● Brief
Omit the pictures from the entries below and retype everything else exactly.

#### Exercise materials ####

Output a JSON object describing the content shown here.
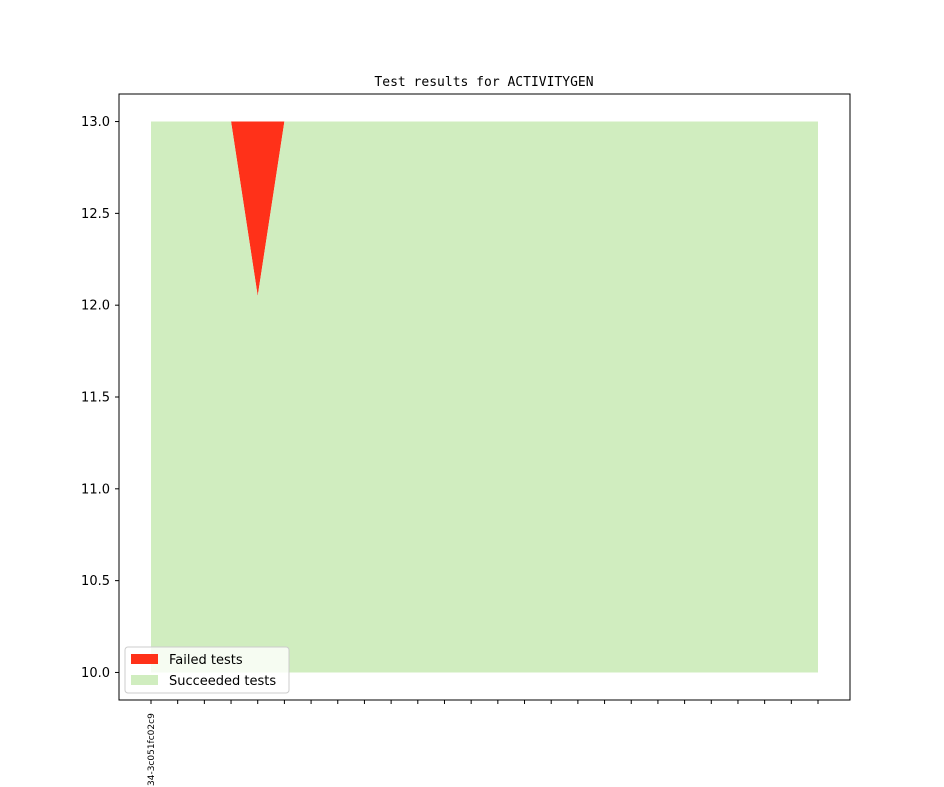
{
  "chart_data": {
    "type": "area",
    "title": "Test results for ACTIVITYGEN",
    "xlabel": "",
    "ylabel": "",
    "ylim": [
      9.85,
      13.15
    ],
    "yticks": [
      10.0,
      10.5,
      11.0,
      11.5,
      12.0,
      12.5,
      13.0
    ],
    "ytick_labels": [
      "10.0",
      "10.5",
      "11.0",
      "11.5",
      "12.0",
      "12.5",
      "13.0"
    ],
    "x_count": 26,
    "x_tick_labels": [
      "34-3c051fc02c9"
    ],
    "baseline": 10.0,
    "total": [
      13,
      13,
      13,
      13,
      13,
      13,
      13,
      13,
      13,
      13,
      13,
      13,
      13,
      13,
      13,
      13,
      13,
      13,
      13,
      13,
      13,
      13,
      13,
      13,
      13,
      13
    ],
    "succeeded": [
      13,
      13,
      13,
      13,
      12.05,
      13,
      13,
      13,
      13,
      13,
      13,
      13,
      13,
      13,
      13,
      13,
      13,
      13,
      13,
      13,
      13,
      13,
      13,
      13,
      13,
      13
    ],
    "series": [
      {
        "name": "Failed tests",
        "color": "#ff3119"
      },
      {
        "name": "Succeeded tests",
        "color": "#d0edbf"
      }
    ],
    "legend": "lower-left",
    "grid": false
  }
}
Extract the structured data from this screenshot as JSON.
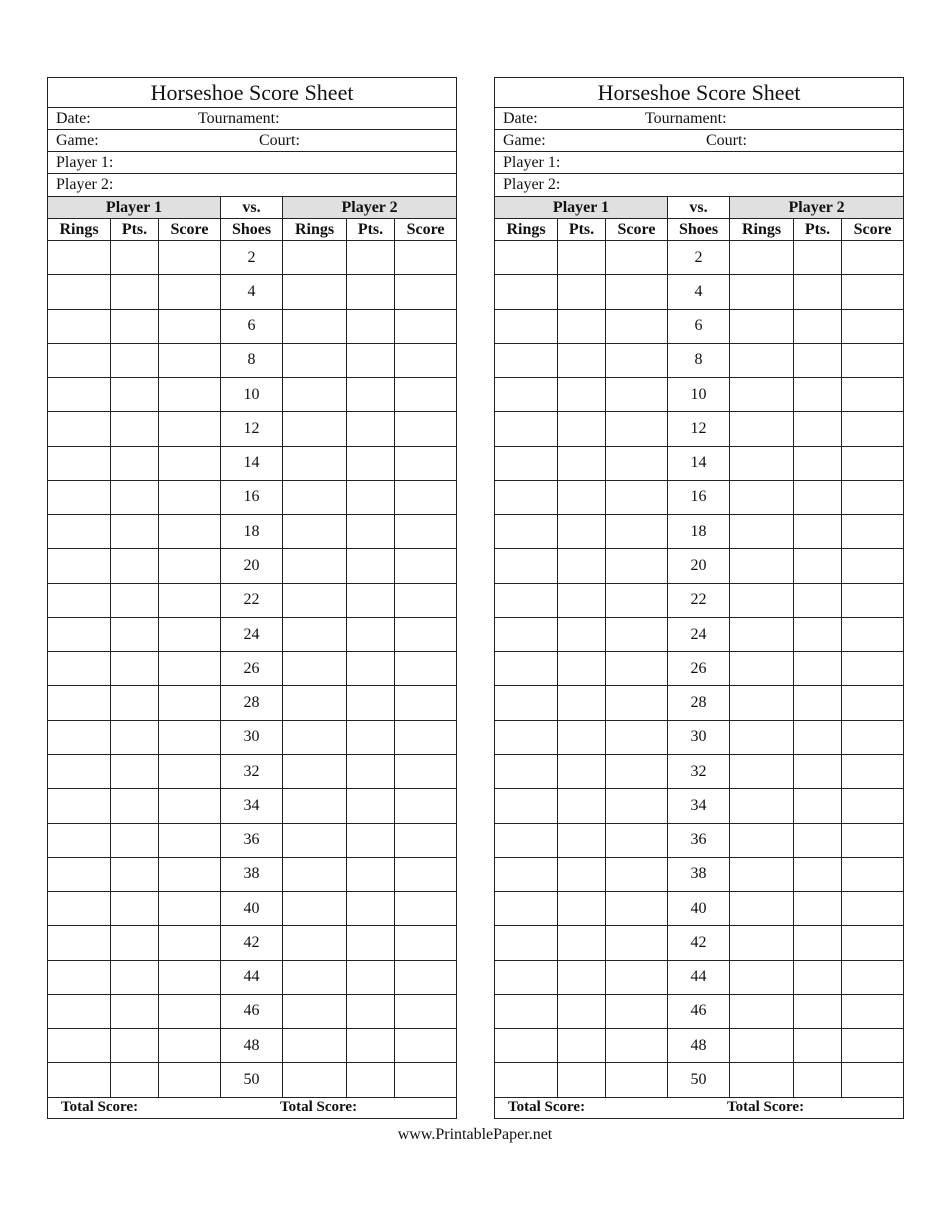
{
  "sheets": [
    {
      "title": "Horseshoe Score Sheet",
      "date_label": "Date:",
      "tournament_label": "Tournament:",
      "game_label": "Game:",
      "court_label": "Court:",
      "player1_label": "Player 1:",
      "player2_label": "Player 2:",
      "band": {
        "player1": "Player 1",
        "vs": "vs.",
        "player2": "Player 2"
      },
      "columns": [
        "Rings",
        "Pts.",
        "Score",
        "Shoes",
        "Rings",
        "Pts.",
        "Score"
      ],
      "total_label_1": "Total Score:",
      "total_label_2": "Total Score:"
    },
    {
      "title": "Horseshoe Score Sheet",
      "date_label": "Date:",
      "tournament_label": "Tournament:",
      "game_label": "Game:",
      "court_label": "Court:",
      "player1_label": "Player 1:",
      "player2_label": "Player 2:",
      "band": {
        "player1": "Player 1",
        "vs": "vs.",
        "player2": "Player 2"
      },
      "columns": [
        "Rings",
        "Pts.",
        "Score",
        "Shoes",
        "Rings",
        "Pts.",
        "Score"
      ],
      "total_label_1": "Total Score:",
      "total_label_2": "Total Score:"
    }
  ],
  "shoes": [
    "2",
    "4",
    "6",
    "8",
    "10",
    "12",
    "14",
    "16",
    "18",
    "20",
    "22",
    "24",
    "26",
    "28",
    "30",
    "32",
    "34",
    "36",
    "38",
    "40",
    "42",
    "44",
    "46",
    "48",
    "50"
  ],
  "footer": "www.PrintablePaper.net"
}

####

● Written solution
Output a JSON object describing the content shown here.
{
  "chart_data": {
    "type": "area",
    "title": "Test results for ACTIVITYGEN",
    "xlabel": "",
    "ylabel": "",
    "ylim": [
      9.85,
      13.15
    ],
    "yticks": [
      10.0,
      10.5,
      11.0,
      11.5,
      12.0,
      12.5,
      13.0
    ],
    "ytick_labels": [
      "10.0",
      "10.5",
      "11.0",
      "11.5",
      "12.0",
      "12.5",
      "13.0"
    ],
    "x_count": 26,
    "x_tick_labels": [
      "34-3c051fc02c9"
    ],
    "baseline": 10.0,
    "total": [
      13,
      13,
      13,
      13,
      13,
      13,
      13,
      13,
      13,
      13,
      13,
      13,
      13,
      13,
      13,
      13,
      13,
      13,
      13,
      13,
      13,
      13,
      13,
      13,
      13,
      13
    ],
    "succeeded": [
      13,
      13,
      13,
      13,
      12.05,
      13,
      13,
      13,
      13,
      13,
      13,
      13,
      13,
      13,
      13,
      13,
      13,
      13,
      13,
      13,
      13,
      13,
      13,
      13,
      13,
      13
    ],
    "series": [
      {
        "name": "Failed tests",
        "color": "#ff3119"
      },
      {
        "name": "Succeeded tests",
        "color": "#d0edbf"
      }
    ],
    "legend": "lower-left",
    "grid": false
  }
}
Extract the structured data from this screenshot as JSON.
{
  "sheets": [
    {
      "title": "Horseshoe Score Sheet",
      "date_label": "Date:",
      "tournament_label": "Tournament:",
      "game_label": "Game:",
      "court_label": "Court:",
      "player1_label": "Player 1:",
      "player2_label": "Player 2:",
      "band": {
        "player1": "Player 1",
        "vs": "vs.",
        "player2": "Player 2"
      },
      "columns": [
        "Rings",
        "Pts.",
        "Score",
        "Shoes",
        "Rings",
        "Pts.",
        "Score"
      ],
      "total_label_1": "Total Score:",
      "total_label_2": "Total Score:"
    },
    {
      "title": "Horseshoe Score Sheet",
      "date_label": "Date:",
      "tournament_label": "Tournament:",
      "game_label": "Game:",
      "court_label": "Court:",
      "player1_label": "Player 1:",
      "player2_label": "Player 2:",
      "band": {
        "player1": "Player 1",
        "vs": "vs.",
        "player2": "Player 2"
      },
      "columns": [
        "Rings",
        "Pts.",
        "Score",
        "Shoes",
        "Rings",
        "Pts.",
        "Score"
      ],
      "total_label_1": "Total Score:",
      "total_label_2": "Total Score:"
    }
  ],
  "shoes": [
    "2",
    "4",
    "6",
    "8",
    "10",
    "12",
    "14",
    "16",
    "18",
    "20",
    "22",
    "24",
    "26",
    "28",
    "30",
    "32",
    "34",
    "36",
    "38",
    "40",
    "42",
    "44",
    "46",
    "48",
    "50"
  ],
  "footer": "www.PrintablePaper.net"
}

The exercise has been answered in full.